**Exercise brief:** Provide an exact copy of the data, excluding the images.

%%

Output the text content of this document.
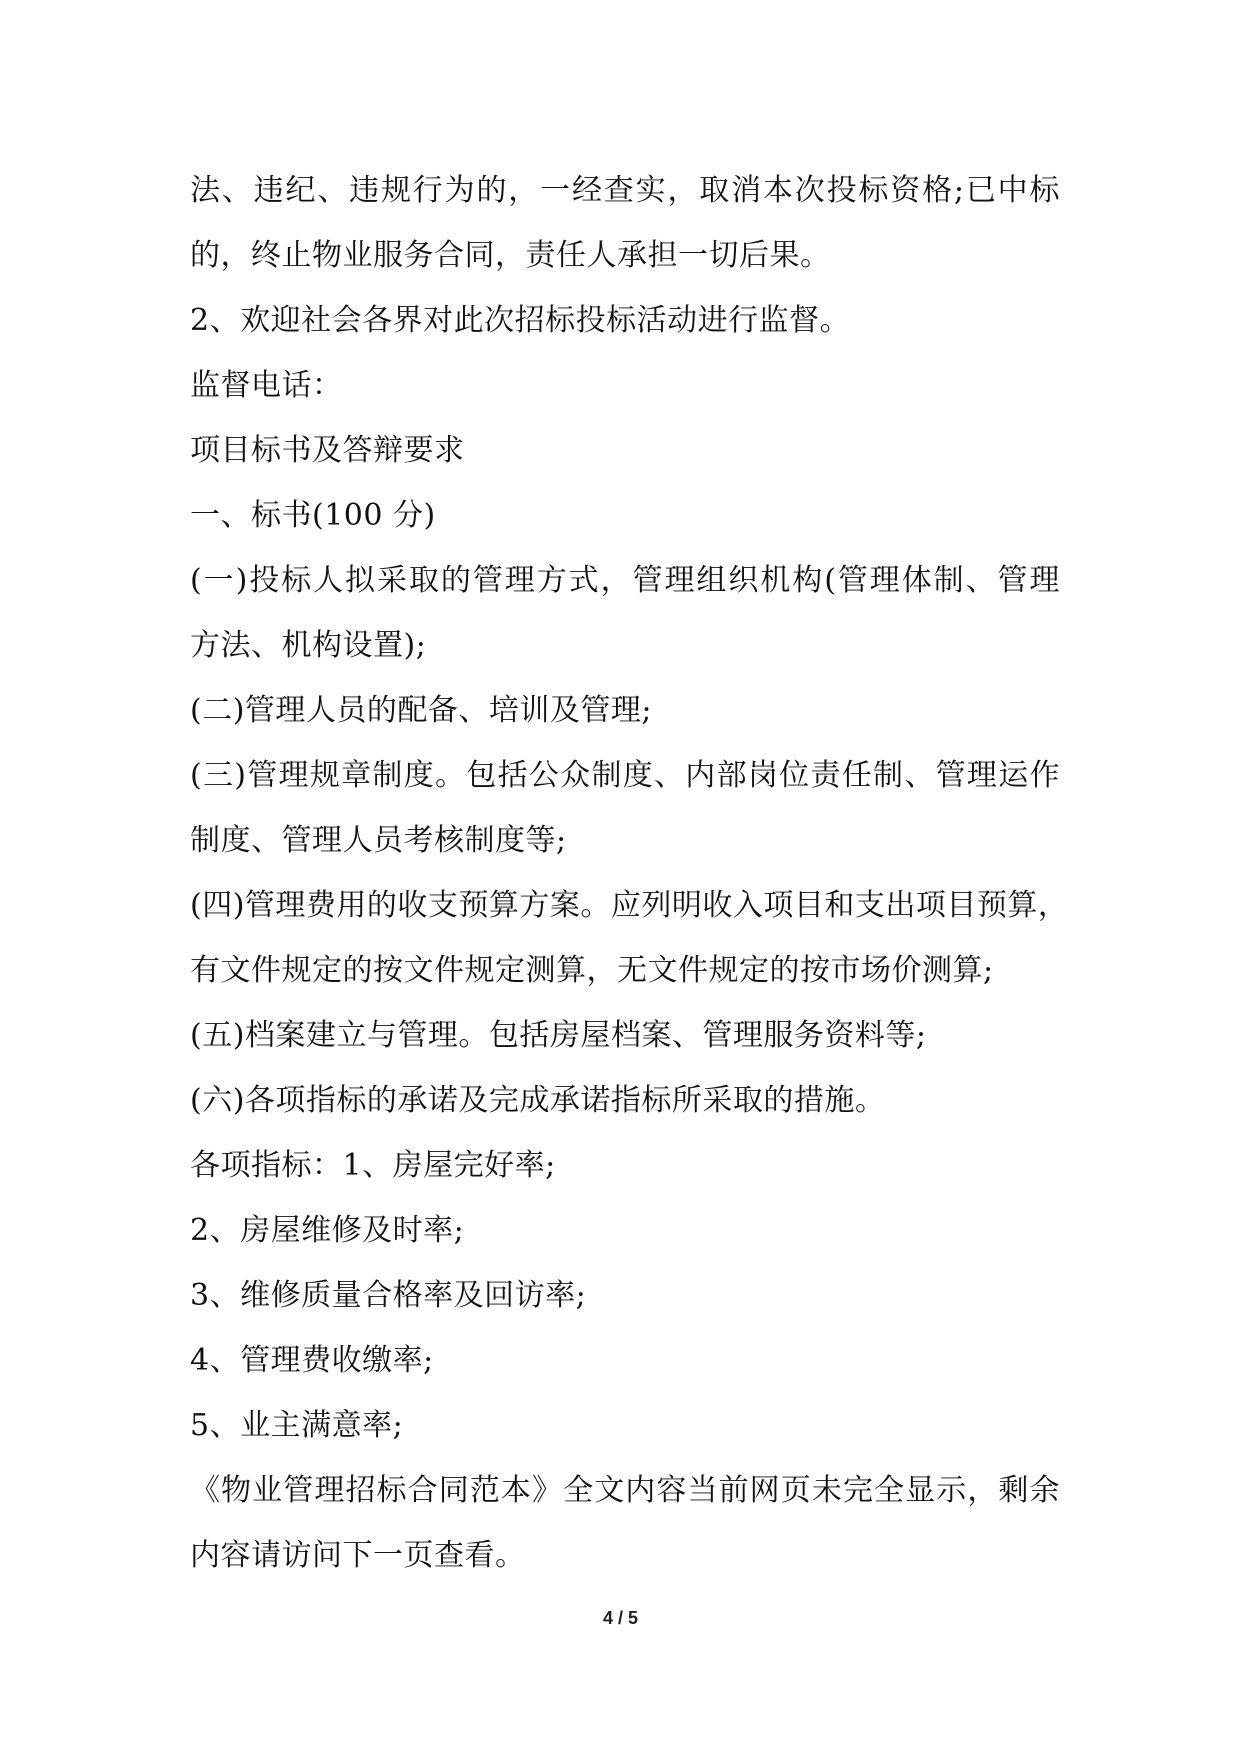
法、违纪、违规行为的，一经查实，取消本次投标资格;已中标
的，终止物业服务合同，责任人承担一切后果。
2、欢迎社会各界对此次招标投标活动进行监督。
监督电话：
项目标书及答辩要求
一、标书(100 分)
(一)投标人拟采取的管理方式，管理组织机构(管理体制、管理
方法、机构设置);
(二)管理人员的配备、培训及管理;
(三)管理规章制度。包括公众制度、内部岗位责任制、管理运作
制度、管理人员考核制度等;
(四)管理费用的收支预算方案。应列明收入项目和支出项目预算，
有文件规定的按文件规定测算，无文件规定的按市场价测算;
(五)档案建立与管理。包括房屋档案、管理服务资料等;
(六)各项指标的承诺及完成承诺指标所采取的措施。
各项指标：1、房屋完好率;
2、房屋维修及时率;
3、维修质量合格率及回访率;
4、管理费收缴率;
5、业主满意率;
《物业管理招标合同范本》全文内容当前网页未完全显示，剩余
内容请访问下一页查看。
4 / 5
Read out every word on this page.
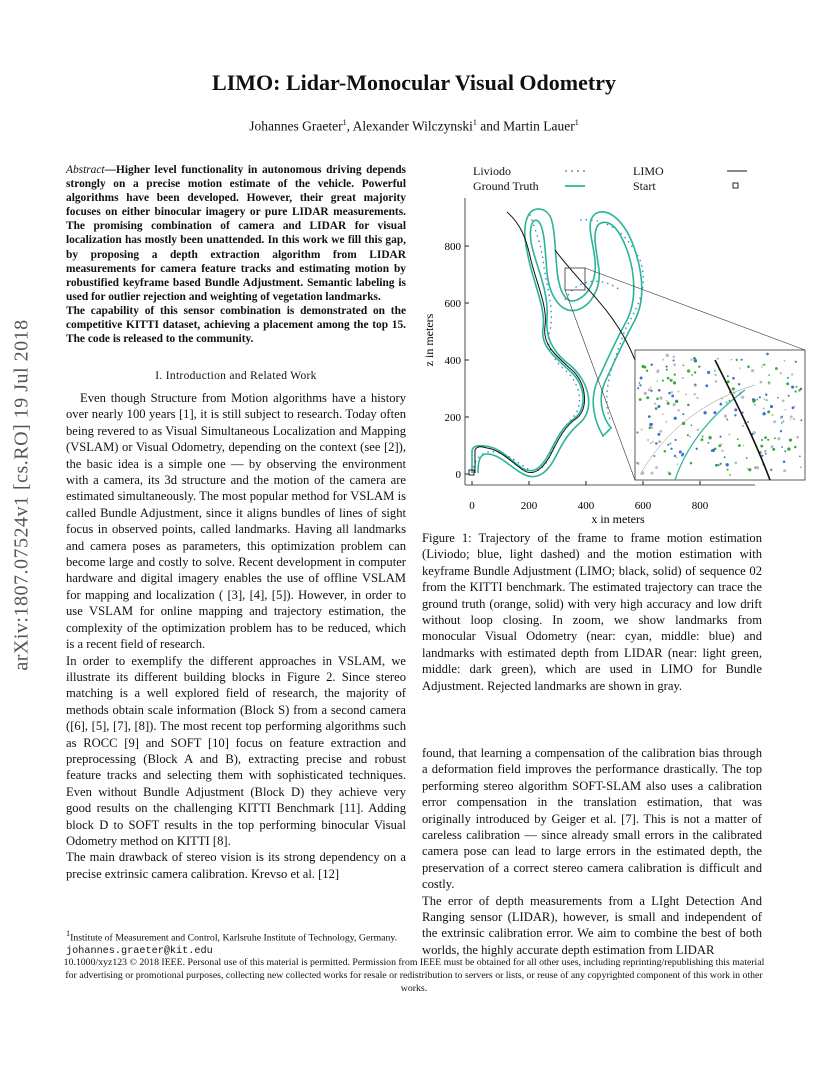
LIMO: Lidar-Monocular Visual Odometry
Johannes Graeter$^1$, Alexander Wilczynski$^1$ and Martin Lauer$^1$
arXiv:1807.07524v1 [cs.RO] 19 Jul 2018

Abstract—Higher level functionality in autonomous driving depends strongly on a precise motion estimate of the vehicle. Powerful algorithms have been developed. However, their great majority focuses on either binocular imagery or pure LIDAR measurements. The promising combination of camera and LIDAR for visual localization has mostly been unattended. In this work we fill this gap, by proposing a depth extraction algorithm from LIDAR measurements for camera feature tracks and estimating motion by robustified keyframe based Bundle Adjustment. Semantic labeling is used for outlier rejection and weighting of vegetation landmarks.

The capability of this sensor combination is demonstrated on the competitive KITTI dataset, achieving a placement among the top 15. The code is released to the community.

I. Introduction and Related Work

Even though Structure from Motion algorithms have a history over nearly 100 years [1], it is still subject to research. Today often being revered to as Visual Simultaneous Localization and Mapping (VSLAM) or Visual Odometry, depending on the context (see [2]), the basic idea is a simple one — by observing the environment with a camera, its 3d structure and the motion of the camera are estimated simultaneously. The most popular method for VSLAM is called Bundle Adjustment, since it aligns bundles of lines of sight focus in observed points, called landmarks. Having all landmarks and camera poses as parameters, this optimization problem can become large and costly to solve. Recent development in computer hardware and digital imagery enables the use of offline VSLAM for mapping and localization ( [3], [4], [5]). However, in order to use VSLAM for online mapping and trajectory estimation, the complexity of the optimization problem has to be reduced, which is a recent field of research.

In order to exemplify the different approaches in VSLAM, we illustrate its different building blocks in Figure 2. Since stereo matching is a well explored field of research, the majority of methods obtain scale information (Block S) from a second camera ([6], [5], [7], [8]). The most recent top performing algorithms such as ROCC [9] and SOFT [10] focus on feature extraction and preprocessing (Block A and B), extracting precise and robust feature tracks and selecting them with sophisticated techniques. Even without Bundle Adjustment (Block D) they achieve very good results on the challenging KITTI Benchmark [11]. Adding block D to SOFT results in the top performing binocular Visual Odometry method on KITTI [8].

The main drawback of stereo vision is its strong dependency on a precise extrinsic camera calibration. Krevso et al. [12]

$^1$Institute of Measurement and Control, Karlsruhe Institute of Technology, Germany. johannes.graeter@kit.edu
Liviodo
Ground Truth
LIMO
Start
0
200
400
600
800
0	200	400	600	800
x in meters
z in meters
Figure 1: Trajectory of the frame to frame motion estimation (Liviodo; blue, light dashed) and the motion estimation with keyframe Bundle Adjustment (LIMO; black, solid) of sequence 02 from the KITTI benchmark. The estimated trajectory can trace the ground truth (orange, solid) with very high accuracy and low drift without loop closing. In zoom, we show landmarks from monocular Visual Odometry (near: cyan, middle: blue) and landmarks with estimated depth from LIDAR (near: light green, middle: dark green), which are used in LIMO for Bundle Adjustment. Rejected landmarks are shown in gray.

found, that learning a compensation of the calibration bias through a deformation field improves the performance drastically. The top performing stereo algorithm SOFT-SLAM also uses a calibration error compensation in the translation estimation, that was originally introduced by Geiger et al. [7]. This is not a matter of careless calibration — since already small errors in the calibrated camera pose can lead to large errors in the estimated depth, the preservation of a correct stereo camera calibration is difficult and costly.

The error of depth measurements from a LIght Detection And Ranging sensor (LIDAR), however, is small and independent of the extrinsic calibration error. We aim to combine the best of both worlds, the highly accurate depth estimation from LIDAR

10.1000/xyz123 © 2018 IEEE. Personal use of this material is permitted. Permission from IEEE must be obtained for all other uses, including reprinting/republishing this material for advertising or promotional purposes, collecting new collected works for resale or redistribution to servers or lists, or reuse of any copyrighted component of this work in other works.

%%

**Answer to this problem:**
Output the text content of this document.
法、违纪、违规行为的，一经查实，取消本次投标资格;已中标
的，终止物业服务合同，责任人承担一切后果。
2、欢迎社会各界对此次招标投标活动进行监督。
监督电话：
项目标书及答辩要求
一、标书(100 分)
(一)投标人拟采取的管理方式，管理组织机构(管理体制、管理
方法、机构设置);
(二)管理人员的配备、培训及管理;
(三)管理规章制度。包括公众制度、内部岗位责任制、管理运作
制度、管理人员考核制度等;
(四)管理费用的收支预算方案。应列明收入项目和支出项目预算，
有文件规定的按文件规定测算，无文件规定的按市场价测算;
(五)档案建立与管理。包括房屋档案、管理服务资料等;
(六)各项指标的承诺及完成承诺指标所采取的措施。
各项指标：1、房屋完好率;
2、房屋维修及时率;
3、维修质量合格率及回访率;
4、管理费收缴率;
5、业主满意率;
《物业管理招标合同范本》全文内容当前网页未完全显示，剩余
内容请访问下一页查看。
4 / 5
Read out every word on this page.
LIMO: Lidar-Monocular Visual Odometry
Johannes Graeter$^1$, Alexander Wilczynski$^1$ and Martin Lauer$^1$
arXiv:1807.07524v1 [cs.RO] 19 Jul 2018

Abstract—Higher level functionality in autonomous driving depends strongly on a precise motion estimate of the vehicle. Powerful algorithms have been developed. However, their great majority focuses on either binocular imagery or pure LIDAR measurements. The promising combination of camera and LIDAR for visual localization has mostly been unattended. In this work we fill this gap, by proposing a depth extraction algorithm from LIDAR measurements for camera feature tracks and estimating motion by robustified keyframe based Bundle Adjustment. Semantic labeling is used for outlier rejection and weighting of vegetation landmarks.

The capability of this sensor combination is demonstrated on the competitive KITTI dataset, achieving a placement among the top 15. The code is released to the community.

I. Introduction and Related Work

Even though Structure from Motion algorithms have a history over nearly 100 years [1], it is still subject to research. Today often being revered to as Visual Simultaneous Localization and Mapping (VSLAM) or Visual Odometry, depending on the context (see [2]), the basic idea is a simple one — by observing the environment with a camera, its 3d structure and the motion of the camera are estimated simultaneously. The most popular method for VSLAM is called Bundle Adjustment, since it aligns bundles of lines of sight focus in observed points, called landmarks. Having all landmarks and camera poses as parameters, this optimization problem can become large and costly to solve. Recent development in computer hardware and digital imagery enables the use of offline VSLAM for mapping and localization ( [3], [4], [5]). However, in order to use VSLAM for online mapping and trajectory estimation, the complexity of the optimization problem has to be reduced, which is a recent field of research.

In order to exemplify the different approaches in VSLAM, we illustrate its different building blocks in Figure 2. Since stereo matching is a well explored field of research, the majority of methods obtain scale information (Block S) from a second camera ([6], [5], [7], [8]). The most recent top performing algorithms such as ROCC [9] and SOFT [10] focus on feature extraction and preprocessing (Block A and B), extracting precise and robust feature tracks and selecting them with sophisticated techniques. Even without Bundle Adjustment (Block D) they achieve very good results on the challenging KITTI Benchmark [11]. Adding block D to SOFT results in the top performing binocular Visual Odometry method on KITTI [8].

The main drawback of stereo vision is its strong dependency on a precise extrinsic camera calibration. Krevso et al. [12]

$^1$Institute of Measurement and Control, Karlsruhe Institute of Technology, Germany. johannes.graeter@kit.edu
Liviodo
Ground Truth
LIMO
Start
0
200
400
600
800
0	200	400	600	800
x in meters
z in meters
Figure 1: Trajectory of the frame to frame motion estimation (Liviodo; blue, light dashed) and the motion estimation with keyframe Bundle Adjustment (LIMO; black, solid) of sequence 02 from the KITTI benchmark. The estimated trajectory can trace the ground truth (orange, solid) with very high accuracy and low drift without loop closing. In zoom, we show landmarks from monocular Visual Odometry (near: cyan, middle: blue) and landmarks with estimated depth from LIDAR (near: light green, middle: dark green), which are used in LIMO for Bundle Adjustment. Rejected landmarks are shown in gray.

found, that learning a compensation of the calibration bias through a deformation field improves the performance drastically. The top performing stereo algorithm SOFT-SLAM also uses a calibration error compensation in the translation estimation, that was originally introduced by Geiger et al. [7]. This is not a matter of careless calibration — since already small errors in the calibrated camera pose can lead to large errors in the estimated depth, the preservation of a correct stereo camera calibration is difficult and costly.

The error of depth measurements from a LIght Detection And Ranging sensor (LIDAR), however, is small and independent of the extrinsic calibration error. We aim to combine the best of both worlds, the highly accurate depth estimation from LIDAR

10.1000/xyz123 © 2018 IEEE. Personal use of this material is permitted. Permission from IEEE must be obtained for all other uses, including reprinting/republishing this material for advertising or promotional purposes, collecting new collected works for resale or redistribution to servers or lists, or reuse of any copyrighted component of this work in other works.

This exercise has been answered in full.